(Source data)
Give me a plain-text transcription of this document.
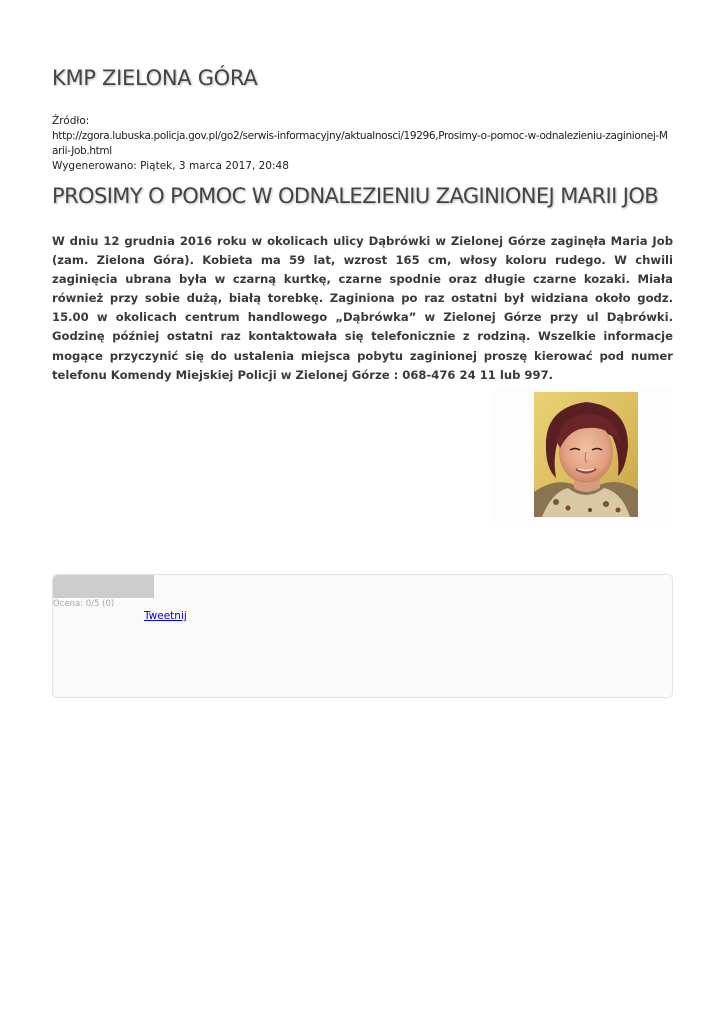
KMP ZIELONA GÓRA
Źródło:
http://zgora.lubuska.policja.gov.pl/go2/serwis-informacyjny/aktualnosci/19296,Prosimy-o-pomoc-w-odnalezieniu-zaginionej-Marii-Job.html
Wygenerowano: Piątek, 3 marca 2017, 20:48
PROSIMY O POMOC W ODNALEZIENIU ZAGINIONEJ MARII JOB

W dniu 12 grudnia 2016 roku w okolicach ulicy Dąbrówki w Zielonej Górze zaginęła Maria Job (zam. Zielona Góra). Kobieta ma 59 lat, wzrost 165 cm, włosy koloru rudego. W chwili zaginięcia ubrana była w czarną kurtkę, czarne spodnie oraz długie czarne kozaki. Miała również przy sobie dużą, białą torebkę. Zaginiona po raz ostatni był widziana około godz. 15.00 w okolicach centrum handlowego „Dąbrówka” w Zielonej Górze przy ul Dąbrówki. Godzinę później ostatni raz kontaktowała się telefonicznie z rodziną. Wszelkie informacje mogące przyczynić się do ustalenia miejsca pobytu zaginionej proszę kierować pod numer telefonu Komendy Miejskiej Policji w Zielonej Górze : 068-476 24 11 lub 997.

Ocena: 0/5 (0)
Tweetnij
---
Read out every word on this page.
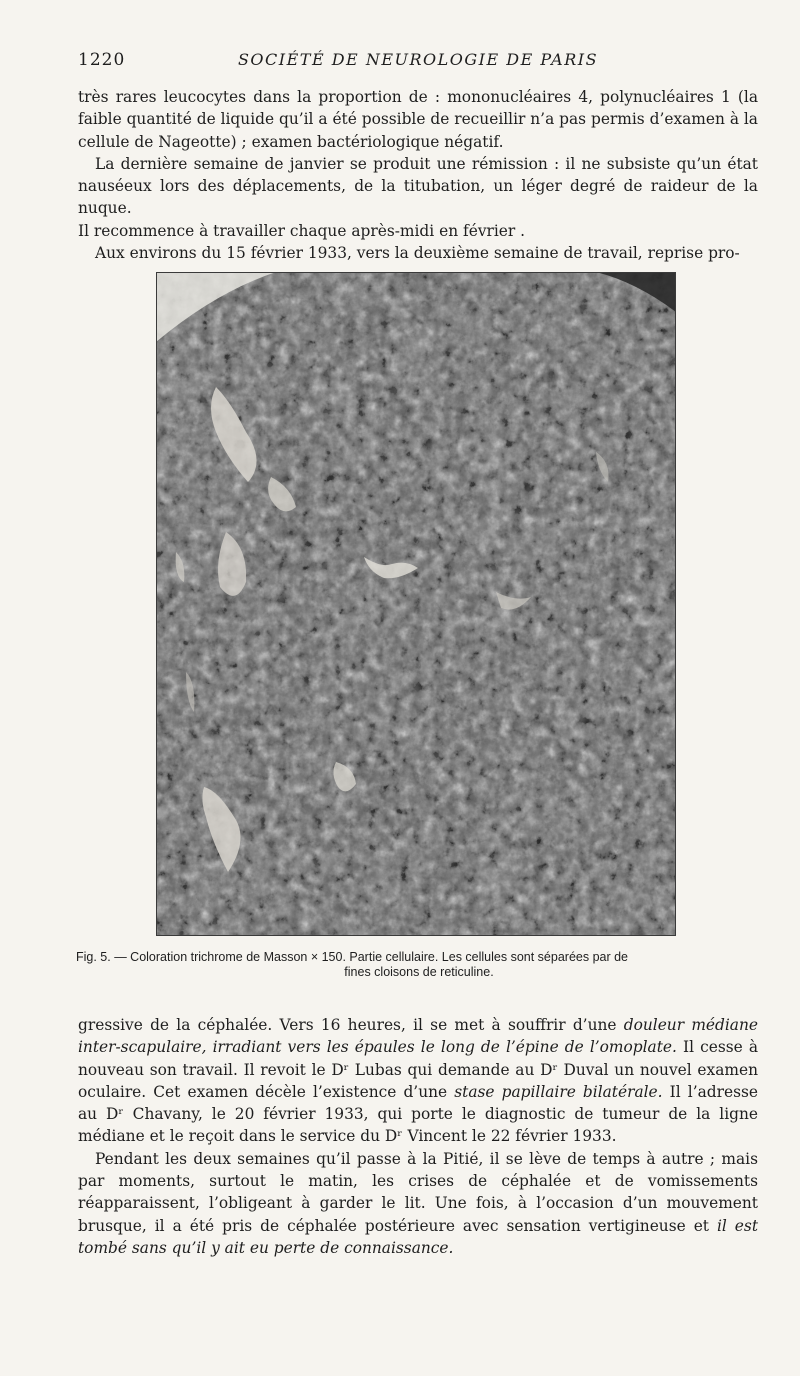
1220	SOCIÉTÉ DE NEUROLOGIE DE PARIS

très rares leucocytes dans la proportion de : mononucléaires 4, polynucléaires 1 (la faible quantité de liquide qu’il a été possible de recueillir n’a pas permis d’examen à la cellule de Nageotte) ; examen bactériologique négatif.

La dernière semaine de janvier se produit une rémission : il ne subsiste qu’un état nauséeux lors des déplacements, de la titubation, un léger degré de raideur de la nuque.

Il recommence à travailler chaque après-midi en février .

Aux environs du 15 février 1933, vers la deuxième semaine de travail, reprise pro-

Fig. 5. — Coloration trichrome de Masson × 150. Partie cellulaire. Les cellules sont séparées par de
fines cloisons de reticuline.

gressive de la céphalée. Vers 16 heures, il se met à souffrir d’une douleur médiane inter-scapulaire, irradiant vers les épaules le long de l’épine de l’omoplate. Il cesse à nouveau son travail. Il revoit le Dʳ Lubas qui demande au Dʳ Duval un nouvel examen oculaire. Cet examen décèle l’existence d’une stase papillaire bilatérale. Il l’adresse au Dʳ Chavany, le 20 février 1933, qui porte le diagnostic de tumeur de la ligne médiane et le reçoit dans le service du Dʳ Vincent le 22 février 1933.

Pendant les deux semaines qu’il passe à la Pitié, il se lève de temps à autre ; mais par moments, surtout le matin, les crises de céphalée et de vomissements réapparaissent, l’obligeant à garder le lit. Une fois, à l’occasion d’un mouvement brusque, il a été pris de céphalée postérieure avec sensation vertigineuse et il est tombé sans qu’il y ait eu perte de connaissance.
* * *
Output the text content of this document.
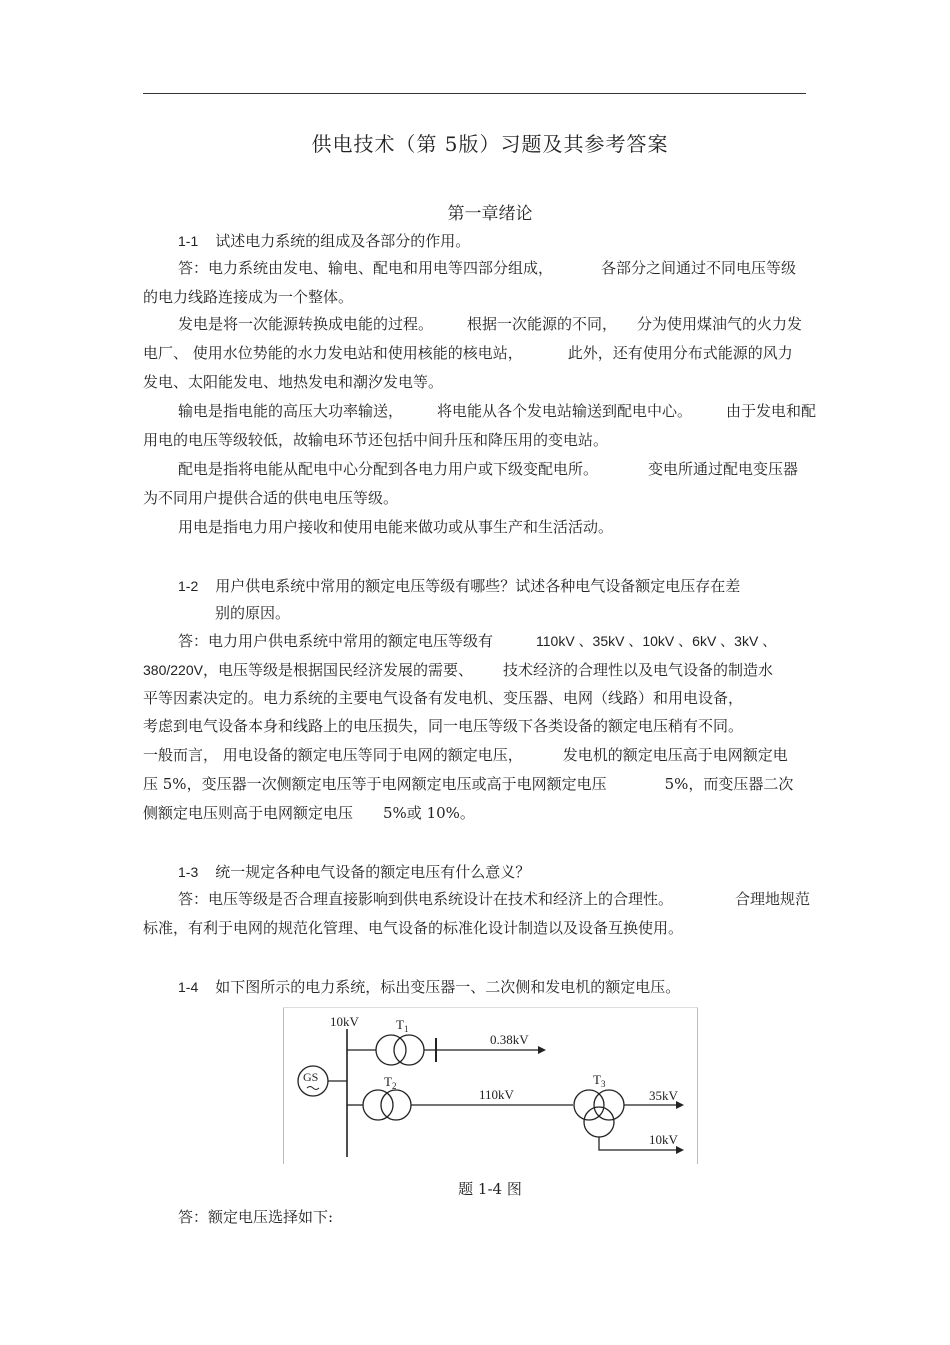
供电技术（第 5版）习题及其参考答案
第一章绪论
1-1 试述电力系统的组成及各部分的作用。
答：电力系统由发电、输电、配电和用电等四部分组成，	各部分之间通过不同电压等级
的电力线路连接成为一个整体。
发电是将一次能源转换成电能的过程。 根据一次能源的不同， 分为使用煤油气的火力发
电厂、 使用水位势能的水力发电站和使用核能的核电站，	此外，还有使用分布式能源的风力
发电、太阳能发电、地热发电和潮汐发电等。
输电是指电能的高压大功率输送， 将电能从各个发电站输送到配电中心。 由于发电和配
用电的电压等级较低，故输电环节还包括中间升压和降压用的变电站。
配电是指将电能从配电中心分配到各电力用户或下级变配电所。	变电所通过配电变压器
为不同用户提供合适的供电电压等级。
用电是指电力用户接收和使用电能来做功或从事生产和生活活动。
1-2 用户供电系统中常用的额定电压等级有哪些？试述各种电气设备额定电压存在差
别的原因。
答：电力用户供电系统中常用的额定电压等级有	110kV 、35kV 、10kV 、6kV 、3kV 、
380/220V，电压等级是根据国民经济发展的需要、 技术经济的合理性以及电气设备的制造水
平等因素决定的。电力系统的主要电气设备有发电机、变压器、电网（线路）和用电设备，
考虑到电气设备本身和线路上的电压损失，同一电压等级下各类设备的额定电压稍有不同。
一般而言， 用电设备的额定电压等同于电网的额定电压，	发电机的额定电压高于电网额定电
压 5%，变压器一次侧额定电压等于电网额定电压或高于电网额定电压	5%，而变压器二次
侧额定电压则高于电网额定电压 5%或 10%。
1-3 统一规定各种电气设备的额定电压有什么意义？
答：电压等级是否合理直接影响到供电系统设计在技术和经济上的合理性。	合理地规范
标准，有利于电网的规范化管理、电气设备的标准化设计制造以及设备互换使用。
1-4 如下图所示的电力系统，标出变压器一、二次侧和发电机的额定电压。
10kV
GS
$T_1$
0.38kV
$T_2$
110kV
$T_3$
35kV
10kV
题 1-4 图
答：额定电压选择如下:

# [Work instructions]
Only the number is wanted: how many lines contain the string "text"?

# [Problem solution]
2